** Opening The data block **

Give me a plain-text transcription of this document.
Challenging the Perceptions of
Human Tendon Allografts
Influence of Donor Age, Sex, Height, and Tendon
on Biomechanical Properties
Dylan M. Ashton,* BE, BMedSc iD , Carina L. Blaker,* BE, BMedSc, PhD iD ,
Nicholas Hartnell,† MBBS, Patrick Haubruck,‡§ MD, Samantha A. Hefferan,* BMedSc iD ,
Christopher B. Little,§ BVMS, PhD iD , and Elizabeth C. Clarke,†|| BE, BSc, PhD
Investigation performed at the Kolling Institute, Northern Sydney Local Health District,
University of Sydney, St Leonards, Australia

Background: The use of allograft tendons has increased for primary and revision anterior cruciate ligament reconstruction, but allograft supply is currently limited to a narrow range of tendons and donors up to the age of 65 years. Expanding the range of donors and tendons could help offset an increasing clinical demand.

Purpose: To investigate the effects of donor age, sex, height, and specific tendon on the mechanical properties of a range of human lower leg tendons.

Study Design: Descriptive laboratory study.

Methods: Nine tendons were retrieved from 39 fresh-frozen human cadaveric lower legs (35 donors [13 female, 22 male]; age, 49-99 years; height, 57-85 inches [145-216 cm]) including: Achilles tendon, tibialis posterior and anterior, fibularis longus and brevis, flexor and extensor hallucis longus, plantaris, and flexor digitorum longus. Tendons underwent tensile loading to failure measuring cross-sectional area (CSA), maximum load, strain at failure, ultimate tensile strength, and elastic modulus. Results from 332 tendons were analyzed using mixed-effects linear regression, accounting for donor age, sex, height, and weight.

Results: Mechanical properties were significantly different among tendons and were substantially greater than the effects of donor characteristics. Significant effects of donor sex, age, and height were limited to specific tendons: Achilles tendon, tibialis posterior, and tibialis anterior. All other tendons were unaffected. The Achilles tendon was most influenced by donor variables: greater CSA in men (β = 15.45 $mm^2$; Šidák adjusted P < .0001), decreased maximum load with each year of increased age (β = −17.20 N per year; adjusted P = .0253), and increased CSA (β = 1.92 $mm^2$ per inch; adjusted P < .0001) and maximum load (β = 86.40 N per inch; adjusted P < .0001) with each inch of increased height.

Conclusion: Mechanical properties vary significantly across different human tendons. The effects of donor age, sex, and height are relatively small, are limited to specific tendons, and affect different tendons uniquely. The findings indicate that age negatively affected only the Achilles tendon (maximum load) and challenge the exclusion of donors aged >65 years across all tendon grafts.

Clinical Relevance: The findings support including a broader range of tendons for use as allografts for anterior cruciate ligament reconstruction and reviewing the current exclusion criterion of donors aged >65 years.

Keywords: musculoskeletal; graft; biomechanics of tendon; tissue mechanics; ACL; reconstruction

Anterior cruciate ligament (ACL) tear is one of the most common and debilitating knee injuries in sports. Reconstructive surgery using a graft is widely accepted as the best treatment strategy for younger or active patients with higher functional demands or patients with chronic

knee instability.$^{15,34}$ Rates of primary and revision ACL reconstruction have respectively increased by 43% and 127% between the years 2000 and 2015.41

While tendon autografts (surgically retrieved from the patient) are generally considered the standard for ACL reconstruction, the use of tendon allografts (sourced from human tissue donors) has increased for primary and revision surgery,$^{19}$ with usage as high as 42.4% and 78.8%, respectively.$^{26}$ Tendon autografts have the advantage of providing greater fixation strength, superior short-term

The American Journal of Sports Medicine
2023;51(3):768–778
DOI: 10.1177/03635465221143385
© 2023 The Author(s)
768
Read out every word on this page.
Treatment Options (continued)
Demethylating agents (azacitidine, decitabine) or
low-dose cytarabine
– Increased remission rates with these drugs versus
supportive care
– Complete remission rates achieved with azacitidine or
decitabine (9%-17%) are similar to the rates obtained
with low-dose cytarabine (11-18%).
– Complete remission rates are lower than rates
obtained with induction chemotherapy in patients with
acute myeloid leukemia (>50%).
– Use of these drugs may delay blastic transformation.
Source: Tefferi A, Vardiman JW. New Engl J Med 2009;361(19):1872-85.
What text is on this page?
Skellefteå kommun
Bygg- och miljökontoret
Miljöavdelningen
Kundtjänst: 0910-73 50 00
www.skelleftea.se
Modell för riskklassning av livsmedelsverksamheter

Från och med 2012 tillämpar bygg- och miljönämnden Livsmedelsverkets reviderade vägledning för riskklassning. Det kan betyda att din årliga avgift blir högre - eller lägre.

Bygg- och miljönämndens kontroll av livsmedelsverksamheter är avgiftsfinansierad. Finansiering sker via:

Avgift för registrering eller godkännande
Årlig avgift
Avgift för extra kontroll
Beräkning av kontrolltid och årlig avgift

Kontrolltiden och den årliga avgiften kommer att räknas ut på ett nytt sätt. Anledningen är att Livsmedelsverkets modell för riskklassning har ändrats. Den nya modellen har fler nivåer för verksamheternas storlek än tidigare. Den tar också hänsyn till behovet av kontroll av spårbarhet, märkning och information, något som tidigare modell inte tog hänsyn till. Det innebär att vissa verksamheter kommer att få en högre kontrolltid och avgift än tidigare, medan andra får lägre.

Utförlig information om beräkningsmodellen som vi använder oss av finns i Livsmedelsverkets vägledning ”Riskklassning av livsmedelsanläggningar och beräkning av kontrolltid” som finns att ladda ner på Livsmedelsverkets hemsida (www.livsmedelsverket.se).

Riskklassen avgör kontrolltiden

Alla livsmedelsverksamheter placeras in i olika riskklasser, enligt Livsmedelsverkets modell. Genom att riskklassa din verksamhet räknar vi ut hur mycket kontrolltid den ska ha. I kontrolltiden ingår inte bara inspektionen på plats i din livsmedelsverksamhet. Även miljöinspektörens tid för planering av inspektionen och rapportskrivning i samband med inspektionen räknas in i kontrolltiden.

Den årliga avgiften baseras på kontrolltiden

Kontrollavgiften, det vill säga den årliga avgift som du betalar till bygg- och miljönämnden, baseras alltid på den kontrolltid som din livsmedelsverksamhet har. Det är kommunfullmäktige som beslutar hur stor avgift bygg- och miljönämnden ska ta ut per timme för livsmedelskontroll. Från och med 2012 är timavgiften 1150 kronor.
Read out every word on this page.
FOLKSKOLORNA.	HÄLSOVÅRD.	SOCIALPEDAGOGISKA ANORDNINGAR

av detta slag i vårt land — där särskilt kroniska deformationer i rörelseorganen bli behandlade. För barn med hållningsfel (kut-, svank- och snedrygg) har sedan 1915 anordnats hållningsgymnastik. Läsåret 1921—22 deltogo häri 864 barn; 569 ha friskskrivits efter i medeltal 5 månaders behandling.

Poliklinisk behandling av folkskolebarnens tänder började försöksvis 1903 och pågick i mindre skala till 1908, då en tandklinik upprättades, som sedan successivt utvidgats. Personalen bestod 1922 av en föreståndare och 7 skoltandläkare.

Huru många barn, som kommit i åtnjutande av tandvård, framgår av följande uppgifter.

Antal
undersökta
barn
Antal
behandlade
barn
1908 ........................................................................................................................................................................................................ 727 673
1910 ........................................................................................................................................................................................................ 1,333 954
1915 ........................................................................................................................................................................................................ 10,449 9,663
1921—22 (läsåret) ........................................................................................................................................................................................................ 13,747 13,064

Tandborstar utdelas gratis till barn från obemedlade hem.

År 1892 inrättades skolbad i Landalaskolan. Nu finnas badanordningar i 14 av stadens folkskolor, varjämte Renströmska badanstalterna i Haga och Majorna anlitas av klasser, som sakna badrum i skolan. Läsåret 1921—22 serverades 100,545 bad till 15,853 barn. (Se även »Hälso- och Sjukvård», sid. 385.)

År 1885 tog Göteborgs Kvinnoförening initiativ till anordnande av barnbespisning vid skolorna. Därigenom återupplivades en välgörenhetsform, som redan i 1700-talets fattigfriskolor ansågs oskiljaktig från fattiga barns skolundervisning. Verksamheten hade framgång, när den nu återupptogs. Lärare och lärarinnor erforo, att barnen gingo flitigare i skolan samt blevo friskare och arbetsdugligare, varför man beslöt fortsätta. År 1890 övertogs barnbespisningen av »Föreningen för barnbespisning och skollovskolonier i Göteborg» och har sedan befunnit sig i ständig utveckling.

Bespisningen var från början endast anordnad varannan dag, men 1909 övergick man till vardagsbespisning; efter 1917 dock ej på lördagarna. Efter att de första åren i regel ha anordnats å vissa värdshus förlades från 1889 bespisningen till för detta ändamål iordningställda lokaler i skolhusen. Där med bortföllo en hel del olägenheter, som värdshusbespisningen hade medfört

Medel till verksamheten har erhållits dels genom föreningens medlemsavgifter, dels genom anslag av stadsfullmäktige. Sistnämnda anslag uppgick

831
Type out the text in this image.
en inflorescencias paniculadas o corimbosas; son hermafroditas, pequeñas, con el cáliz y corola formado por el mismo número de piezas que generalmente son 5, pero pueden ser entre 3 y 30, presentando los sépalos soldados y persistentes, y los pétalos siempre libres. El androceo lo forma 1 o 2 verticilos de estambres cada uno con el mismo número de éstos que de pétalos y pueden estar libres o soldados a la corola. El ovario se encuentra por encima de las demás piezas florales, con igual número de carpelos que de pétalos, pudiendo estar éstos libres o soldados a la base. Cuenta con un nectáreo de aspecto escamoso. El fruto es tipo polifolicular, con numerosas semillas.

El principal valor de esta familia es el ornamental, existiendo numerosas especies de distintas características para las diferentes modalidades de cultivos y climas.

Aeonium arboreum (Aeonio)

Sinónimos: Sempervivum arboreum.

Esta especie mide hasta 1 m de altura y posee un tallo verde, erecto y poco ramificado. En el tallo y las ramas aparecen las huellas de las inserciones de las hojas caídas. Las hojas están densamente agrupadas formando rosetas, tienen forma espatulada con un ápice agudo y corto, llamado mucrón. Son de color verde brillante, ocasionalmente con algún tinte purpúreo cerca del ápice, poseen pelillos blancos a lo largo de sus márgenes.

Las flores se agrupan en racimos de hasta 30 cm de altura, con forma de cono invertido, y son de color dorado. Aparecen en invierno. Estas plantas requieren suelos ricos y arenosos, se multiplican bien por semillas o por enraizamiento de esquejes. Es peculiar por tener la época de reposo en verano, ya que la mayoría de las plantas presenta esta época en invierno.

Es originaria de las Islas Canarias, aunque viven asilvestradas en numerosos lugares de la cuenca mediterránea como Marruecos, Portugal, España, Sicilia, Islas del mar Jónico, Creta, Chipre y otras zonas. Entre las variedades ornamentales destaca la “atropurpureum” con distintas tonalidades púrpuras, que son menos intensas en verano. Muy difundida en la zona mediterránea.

** Closing The data block **

Work request.
Lines are to be repeated exactly from the one that contains "Type out the text in this image." through the last line of the listing, with both ends kept and no others added.

Finished exercise.
Type out the text in this image.
en inflorescencias paniculadas o corimbosas; son hermafroditas, pequeñas, con el cáliz y corola formado por el mismo número de piezas que generalmente son 5, pero pueden ser entre 3 y 30, presentando los sépalos soldados y persistentes, y los pétalos siempre libres. El androceo lo forma 1 o 2 verticilos de estambres cada uno con el mismo número de éstos que de pétalos y pueden estar libres o soldados a la corola. El ovario se encuentra por encima de las demás piezas florales, con igual número de carpelos que de pétalos, pudiendo estar éstos libres o soldados a la base. Cuenta con un nectáreo de aspecto escamoso. El fruto es tipo polifolicular, con numerosas semillas.

El principal valor de esta familia es el ornamental, existiendo numerosas especies de distintas características para las diferentes modalidades de cultivos y climas.

Aeonium arboreum (Aeonio)

Sinónimos: Sempervivum arboreum.

Esta especie mide hasta 1 m de altura y posee un tallo verde, erecto y poco ramificado. En el tallo y las ramas aparecen las huellas de las inserciones de las hojas caídas. Las hojas están densamente agrupadas formando rosetas, tienen forma espatulada con un ápice agudo y corto, llamado mucrón. Son de color verde brillante, ocasionalmente con algún tinte purpúreo cerca del ápice, poseen pelillos blancos a lo largo de sus márgenes.

Las flores se agrupan en racimos de hasta 30 cm de altura, con forma de cono invertido, y son de color dorado. Aparecen en invierno. Estas plantas requieren suelos ricos y arenosos, se multiplican bien por semillas o por enraizamiento de esquejes. Es peculiar por tener la época de reposo en verano, ya que la mayoría de las plantas presenta esta época en invierno.

Es originaria de las Islas Canarias, aunque viven asilvestradas en numerosos lugares de la cuenca mediterránea como Marruecos, Portugal, España, Sicilia, Islas del mar Jónico, Creta, Chipre y otras zonas. Entre las variedades ornamentales destaca la “atropurpureum” con distintas tonalidades púrpuras, que son menos intensas en verano. Muy difundida en la zona mediterránea.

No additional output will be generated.